# Start of EXTRACTED MATERIAL

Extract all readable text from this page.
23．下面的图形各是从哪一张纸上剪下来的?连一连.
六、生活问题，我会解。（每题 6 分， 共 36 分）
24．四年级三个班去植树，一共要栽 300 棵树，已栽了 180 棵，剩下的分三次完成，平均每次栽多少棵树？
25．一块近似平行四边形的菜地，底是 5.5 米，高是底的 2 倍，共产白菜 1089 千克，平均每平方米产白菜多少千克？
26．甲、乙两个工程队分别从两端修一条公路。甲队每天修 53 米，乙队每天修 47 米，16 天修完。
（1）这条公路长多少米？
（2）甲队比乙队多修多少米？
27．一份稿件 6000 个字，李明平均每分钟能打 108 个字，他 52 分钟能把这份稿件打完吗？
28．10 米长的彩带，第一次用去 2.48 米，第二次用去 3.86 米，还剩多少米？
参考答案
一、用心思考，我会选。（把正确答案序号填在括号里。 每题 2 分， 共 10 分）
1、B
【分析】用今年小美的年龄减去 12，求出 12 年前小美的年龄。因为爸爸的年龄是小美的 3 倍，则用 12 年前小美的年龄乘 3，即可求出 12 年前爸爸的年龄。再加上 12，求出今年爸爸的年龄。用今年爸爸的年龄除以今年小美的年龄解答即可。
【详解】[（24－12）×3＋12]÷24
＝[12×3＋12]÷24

# End of EXTRACTED MATERIAL
# Start of EXTRACTED MATERIAL

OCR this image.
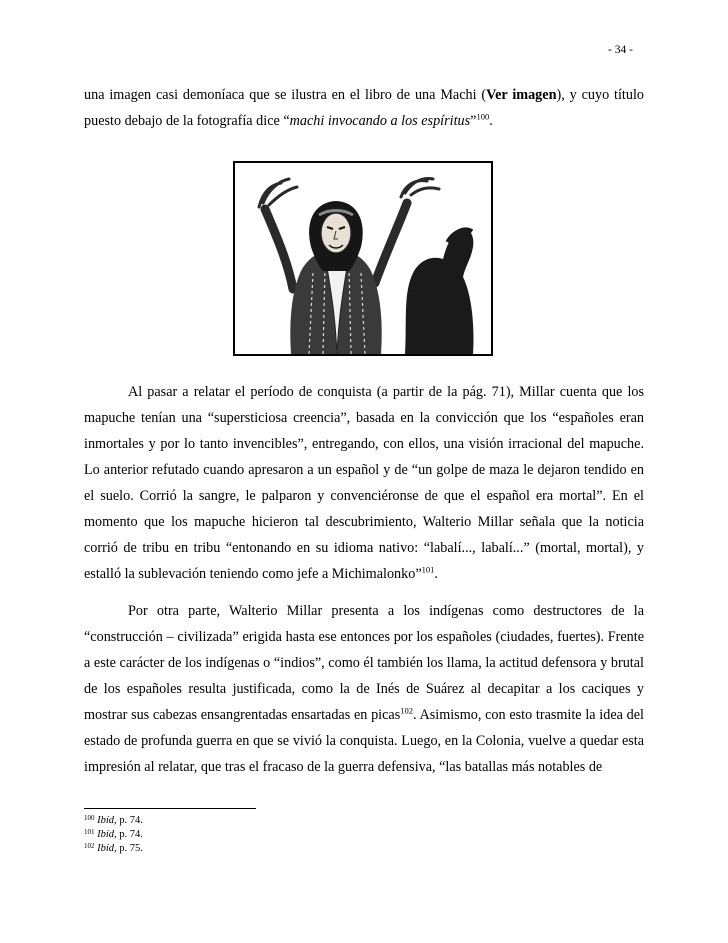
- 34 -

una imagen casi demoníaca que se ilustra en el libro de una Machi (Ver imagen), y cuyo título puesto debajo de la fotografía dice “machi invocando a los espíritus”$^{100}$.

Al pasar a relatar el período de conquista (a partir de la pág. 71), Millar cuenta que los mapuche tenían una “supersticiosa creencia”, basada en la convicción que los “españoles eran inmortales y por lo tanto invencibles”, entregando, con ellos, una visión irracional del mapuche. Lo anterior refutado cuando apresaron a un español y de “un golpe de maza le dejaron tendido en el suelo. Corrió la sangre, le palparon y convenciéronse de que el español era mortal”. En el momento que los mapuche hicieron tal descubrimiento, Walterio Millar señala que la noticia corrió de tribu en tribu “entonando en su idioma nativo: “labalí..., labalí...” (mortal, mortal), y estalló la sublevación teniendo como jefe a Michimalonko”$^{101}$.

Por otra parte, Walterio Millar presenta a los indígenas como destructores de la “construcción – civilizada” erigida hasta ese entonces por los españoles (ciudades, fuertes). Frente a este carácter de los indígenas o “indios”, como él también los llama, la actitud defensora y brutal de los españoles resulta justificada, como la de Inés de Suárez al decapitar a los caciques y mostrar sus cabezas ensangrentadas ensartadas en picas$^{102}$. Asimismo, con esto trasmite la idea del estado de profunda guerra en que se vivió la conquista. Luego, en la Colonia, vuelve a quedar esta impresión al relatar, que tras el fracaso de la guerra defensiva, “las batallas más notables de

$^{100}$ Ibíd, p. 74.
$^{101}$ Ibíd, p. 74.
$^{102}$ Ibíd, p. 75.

# End of EXTRACTED MATERIAL

● WHAT YOU ARE ASKED TO DO:
For the string "relatar", count the lines of the entries above that include it; answer with the number only.

● RESPONSE BELOW:
2